Collection entries
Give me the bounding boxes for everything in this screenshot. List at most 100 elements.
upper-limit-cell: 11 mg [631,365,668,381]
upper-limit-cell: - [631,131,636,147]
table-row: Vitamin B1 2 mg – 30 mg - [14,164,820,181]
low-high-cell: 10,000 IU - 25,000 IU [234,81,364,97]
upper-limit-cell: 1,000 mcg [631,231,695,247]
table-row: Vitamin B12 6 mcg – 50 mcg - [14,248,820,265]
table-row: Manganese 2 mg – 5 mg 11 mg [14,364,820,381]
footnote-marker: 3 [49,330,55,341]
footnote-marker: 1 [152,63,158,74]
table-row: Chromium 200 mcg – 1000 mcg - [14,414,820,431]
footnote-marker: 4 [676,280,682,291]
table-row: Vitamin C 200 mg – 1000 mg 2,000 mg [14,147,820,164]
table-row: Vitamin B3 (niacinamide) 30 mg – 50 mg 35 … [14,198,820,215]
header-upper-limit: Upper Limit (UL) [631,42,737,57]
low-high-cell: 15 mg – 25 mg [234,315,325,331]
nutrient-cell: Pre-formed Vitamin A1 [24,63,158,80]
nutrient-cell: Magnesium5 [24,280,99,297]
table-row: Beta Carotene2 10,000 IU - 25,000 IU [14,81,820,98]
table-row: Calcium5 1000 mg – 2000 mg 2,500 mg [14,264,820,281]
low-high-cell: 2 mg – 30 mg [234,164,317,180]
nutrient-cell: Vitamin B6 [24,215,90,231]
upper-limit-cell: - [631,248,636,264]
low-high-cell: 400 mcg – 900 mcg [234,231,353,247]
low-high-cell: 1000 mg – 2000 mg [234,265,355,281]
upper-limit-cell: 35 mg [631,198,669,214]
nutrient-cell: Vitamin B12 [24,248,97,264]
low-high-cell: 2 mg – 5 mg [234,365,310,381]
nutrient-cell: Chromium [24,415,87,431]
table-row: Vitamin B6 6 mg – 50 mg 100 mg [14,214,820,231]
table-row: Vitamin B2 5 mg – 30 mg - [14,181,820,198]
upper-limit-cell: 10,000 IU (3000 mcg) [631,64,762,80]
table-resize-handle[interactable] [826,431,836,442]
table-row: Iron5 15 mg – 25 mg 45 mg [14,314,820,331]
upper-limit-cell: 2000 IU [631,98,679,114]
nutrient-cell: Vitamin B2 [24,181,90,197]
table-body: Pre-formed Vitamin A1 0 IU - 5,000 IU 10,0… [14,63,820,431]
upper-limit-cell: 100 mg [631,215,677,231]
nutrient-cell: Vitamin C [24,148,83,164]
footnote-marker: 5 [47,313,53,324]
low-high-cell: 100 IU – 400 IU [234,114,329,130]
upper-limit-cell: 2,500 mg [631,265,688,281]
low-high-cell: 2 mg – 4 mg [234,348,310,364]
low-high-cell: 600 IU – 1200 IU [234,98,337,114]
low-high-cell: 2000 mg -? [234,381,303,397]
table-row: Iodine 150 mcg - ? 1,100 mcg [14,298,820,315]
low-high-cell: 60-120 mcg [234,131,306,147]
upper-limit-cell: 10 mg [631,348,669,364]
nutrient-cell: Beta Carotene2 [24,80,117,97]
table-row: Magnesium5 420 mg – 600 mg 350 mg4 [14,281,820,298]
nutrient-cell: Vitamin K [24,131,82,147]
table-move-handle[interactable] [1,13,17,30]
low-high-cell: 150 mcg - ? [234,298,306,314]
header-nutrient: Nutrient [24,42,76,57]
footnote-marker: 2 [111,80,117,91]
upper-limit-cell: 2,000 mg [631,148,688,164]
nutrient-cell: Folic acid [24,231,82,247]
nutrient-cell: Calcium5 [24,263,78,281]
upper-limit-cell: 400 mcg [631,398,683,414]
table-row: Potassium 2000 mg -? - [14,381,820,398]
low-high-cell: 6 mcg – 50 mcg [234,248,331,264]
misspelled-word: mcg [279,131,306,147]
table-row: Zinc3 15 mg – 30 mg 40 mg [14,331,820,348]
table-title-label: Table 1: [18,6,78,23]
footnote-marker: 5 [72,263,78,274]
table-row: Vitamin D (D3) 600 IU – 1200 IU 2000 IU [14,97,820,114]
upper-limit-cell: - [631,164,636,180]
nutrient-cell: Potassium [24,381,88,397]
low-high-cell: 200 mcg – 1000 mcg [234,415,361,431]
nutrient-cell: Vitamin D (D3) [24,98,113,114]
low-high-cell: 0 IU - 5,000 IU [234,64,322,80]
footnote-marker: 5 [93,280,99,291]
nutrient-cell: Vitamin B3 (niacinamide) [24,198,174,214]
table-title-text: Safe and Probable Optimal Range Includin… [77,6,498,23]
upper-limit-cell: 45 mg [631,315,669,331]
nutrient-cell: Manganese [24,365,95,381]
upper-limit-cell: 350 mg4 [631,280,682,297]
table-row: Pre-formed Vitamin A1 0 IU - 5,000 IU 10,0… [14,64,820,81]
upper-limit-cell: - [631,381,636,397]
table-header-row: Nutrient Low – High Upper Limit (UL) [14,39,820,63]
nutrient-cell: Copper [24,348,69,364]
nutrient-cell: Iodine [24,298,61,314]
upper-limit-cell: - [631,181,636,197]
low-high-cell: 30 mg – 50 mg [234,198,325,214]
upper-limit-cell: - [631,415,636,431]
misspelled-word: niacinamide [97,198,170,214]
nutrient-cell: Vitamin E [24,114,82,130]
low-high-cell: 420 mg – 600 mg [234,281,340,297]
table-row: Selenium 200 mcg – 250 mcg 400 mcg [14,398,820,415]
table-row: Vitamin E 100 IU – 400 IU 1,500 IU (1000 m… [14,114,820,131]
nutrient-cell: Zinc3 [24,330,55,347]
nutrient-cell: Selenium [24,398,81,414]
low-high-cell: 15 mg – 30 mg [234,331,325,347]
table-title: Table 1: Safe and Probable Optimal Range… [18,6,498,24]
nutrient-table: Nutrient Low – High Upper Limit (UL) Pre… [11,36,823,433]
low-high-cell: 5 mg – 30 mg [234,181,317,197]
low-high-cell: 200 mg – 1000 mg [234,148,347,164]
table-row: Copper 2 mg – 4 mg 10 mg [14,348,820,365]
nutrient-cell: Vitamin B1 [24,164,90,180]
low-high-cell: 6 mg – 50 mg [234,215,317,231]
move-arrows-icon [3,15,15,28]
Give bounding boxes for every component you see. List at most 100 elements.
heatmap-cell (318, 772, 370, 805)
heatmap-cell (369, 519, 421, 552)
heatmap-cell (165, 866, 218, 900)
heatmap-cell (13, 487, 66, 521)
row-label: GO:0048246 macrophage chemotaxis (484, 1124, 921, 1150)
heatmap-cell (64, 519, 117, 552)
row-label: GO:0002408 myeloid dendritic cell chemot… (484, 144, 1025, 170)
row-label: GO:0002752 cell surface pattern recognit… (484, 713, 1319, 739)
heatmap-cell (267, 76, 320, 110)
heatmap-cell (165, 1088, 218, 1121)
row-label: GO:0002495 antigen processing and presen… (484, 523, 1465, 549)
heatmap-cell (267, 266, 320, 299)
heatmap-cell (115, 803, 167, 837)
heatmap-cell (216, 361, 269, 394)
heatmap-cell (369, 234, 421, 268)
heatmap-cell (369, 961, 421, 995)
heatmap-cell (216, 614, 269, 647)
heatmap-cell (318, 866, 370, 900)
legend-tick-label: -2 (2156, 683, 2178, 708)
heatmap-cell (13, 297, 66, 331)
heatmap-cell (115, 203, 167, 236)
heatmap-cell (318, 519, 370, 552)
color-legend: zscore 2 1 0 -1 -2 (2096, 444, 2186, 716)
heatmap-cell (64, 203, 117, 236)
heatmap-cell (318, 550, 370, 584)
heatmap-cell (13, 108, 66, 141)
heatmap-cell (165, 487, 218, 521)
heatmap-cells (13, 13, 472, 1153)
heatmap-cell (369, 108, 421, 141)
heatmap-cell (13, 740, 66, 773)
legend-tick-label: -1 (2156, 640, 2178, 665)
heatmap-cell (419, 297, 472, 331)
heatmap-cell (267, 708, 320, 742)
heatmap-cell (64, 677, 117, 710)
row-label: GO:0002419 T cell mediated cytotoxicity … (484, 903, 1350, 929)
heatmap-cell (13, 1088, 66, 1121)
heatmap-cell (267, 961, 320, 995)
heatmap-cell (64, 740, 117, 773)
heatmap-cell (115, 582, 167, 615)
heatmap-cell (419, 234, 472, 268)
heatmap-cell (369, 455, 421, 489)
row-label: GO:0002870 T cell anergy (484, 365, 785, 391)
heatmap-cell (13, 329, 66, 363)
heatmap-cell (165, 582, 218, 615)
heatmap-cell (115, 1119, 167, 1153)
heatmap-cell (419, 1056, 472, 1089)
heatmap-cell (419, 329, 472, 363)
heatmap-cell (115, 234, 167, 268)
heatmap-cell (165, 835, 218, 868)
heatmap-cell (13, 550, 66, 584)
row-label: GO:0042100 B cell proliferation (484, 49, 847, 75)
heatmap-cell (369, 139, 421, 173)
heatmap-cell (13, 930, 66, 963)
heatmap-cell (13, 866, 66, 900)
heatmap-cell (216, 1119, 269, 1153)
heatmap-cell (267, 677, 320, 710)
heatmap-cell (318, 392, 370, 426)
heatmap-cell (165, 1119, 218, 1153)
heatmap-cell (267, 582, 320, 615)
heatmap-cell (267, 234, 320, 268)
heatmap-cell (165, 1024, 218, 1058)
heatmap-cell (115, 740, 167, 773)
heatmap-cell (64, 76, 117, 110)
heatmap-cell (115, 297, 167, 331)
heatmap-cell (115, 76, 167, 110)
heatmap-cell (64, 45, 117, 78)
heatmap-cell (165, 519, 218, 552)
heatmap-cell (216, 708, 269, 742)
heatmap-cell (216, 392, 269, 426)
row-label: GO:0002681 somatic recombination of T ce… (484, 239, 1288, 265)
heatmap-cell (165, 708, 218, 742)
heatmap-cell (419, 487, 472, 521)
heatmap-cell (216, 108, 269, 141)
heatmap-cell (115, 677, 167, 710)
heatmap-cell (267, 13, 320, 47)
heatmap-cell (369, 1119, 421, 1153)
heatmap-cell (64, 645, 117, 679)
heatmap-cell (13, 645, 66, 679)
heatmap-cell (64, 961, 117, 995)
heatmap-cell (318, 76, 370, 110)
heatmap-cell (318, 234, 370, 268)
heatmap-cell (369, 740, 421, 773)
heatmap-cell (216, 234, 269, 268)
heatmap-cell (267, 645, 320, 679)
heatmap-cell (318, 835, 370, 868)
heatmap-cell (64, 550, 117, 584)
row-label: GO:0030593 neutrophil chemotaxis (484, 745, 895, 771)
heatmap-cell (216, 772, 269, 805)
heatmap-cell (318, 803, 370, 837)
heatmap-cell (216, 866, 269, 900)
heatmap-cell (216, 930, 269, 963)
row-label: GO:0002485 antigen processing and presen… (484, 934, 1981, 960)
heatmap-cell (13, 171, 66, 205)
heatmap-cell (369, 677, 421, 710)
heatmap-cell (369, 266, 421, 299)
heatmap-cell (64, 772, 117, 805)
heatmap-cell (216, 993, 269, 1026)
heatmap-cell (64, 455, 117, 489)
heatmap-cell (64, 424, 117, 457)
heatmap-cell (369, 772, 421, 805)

■ **What the task asks**
Convert the records from the start through the line containing "nutrient-cell: Magnesium5 [24,280,99,297]" into a JSON list of strings, with one string per line and blank lines omitted.

■ **Response to the exercise**
[
  "Give me the bounding boxes for everything in this screenshot. List at most 100 elements.",
  "upper-limit-cell: 11 mg [631,365,668,381]",
  "upper-limit-cell: - [631,131,636,147]",
  "table-row: Vitamin B1 2 mg – 30 mg - [14,164,820,181]",
  "low-high-cell: 10,000 IU - 25,000 IU [234,81,364,97]",
  "upper-limit-cell: 1,000 mcg [631,231,695,247]",
  "table-row: Vitamin B12 6 mcg – 50 mcg - [14,248,820,265]",
  "table-row: Manganese 2 mg – 5 mg 11 mg [14,364,820,381]",
  "footnote-marker: 3 [49,330,55,341]",
  "footnote-marker: 1 [152,63,158,74]",
  "table-row: Chromium 200 mcg – 1000 mcg - [14,414,820,431]",
  "footnote-marker: 4 [676,280,682,291]",
  "table-row: Vitamin C 200 mg – 1000 mg 2,000 mg [14,147,820,164]",
  "table-row: Vitamin B3 (niacinamide) 30 mg – 50 mg 35 … [14,198,820,215]",
  "header-upper-limit: Upper Limit (UL) [631,42,737,57]",
  "low-high-cell: 15 mg – 25 mg [234,315,325,331]",
  "nutrient-cell: Pre-formed Vitamin A1 [24,63,158,80]",
  "nutrient-cell: Magnesium5 [24,280,99,297]"
]